---- Records provided

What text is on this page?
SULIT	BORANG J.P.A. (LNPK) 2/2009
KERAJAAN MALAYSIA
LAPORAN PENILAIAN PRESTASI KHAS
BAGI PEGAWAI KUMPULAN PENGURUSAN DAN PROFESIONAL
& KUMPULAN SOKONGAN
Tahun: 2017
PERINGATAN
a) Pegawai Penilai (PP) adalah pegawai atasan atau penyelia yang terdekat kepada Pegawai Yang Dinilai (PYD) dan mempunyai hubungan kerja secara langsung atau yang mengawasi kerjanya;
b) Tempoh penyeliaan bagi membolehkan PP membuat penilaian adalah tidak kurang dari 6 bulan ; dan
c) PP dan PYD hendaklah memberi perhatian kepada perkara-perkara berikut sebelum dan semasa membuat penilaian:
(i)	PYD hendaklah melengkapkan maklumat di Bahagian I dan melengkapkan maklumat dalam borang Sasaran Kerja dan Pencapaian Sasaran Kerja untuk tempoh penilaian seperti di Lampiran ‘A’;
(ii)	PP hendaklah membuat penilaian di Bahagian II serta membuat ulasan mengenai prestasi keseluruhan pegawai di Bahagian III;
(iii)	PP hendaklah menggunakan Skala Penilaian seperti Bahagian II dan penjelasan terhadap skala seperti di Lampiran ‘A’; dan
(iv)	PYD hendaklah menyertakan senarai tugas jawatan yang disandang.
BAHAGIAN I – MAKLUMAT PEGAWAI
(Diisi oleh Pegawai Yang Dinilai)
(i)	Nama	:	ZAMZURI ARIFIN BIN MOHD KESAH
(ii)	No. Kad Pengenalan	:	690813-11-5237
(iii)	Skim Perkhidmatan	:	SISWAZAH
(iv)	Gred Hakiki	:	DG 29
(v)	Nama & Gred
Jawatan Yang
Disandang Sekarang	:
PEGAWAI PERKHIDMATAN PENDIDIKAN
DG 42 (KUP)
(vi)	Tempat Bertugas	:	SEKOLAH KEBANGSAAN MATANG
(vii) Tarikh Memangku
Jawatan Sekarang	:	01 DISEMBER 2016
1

--------

## What you have to do:
Read the data above. Pull out each line in which the string "kepada" appears.

## Solved exercise:
a) Pegawai Penilai (PP) adalah pegawai atasan atau penyelia yang terdekat kepada Pegawai Yang Dinilai (PYD) dan mempunyai hubungan kerja secara langsung atau yang mengawasi kerjanya;
c) PP dan PYD hendaklah memberi perhatian kepada perkara-perkara berikut sebelum dan semasa membuat penilaian:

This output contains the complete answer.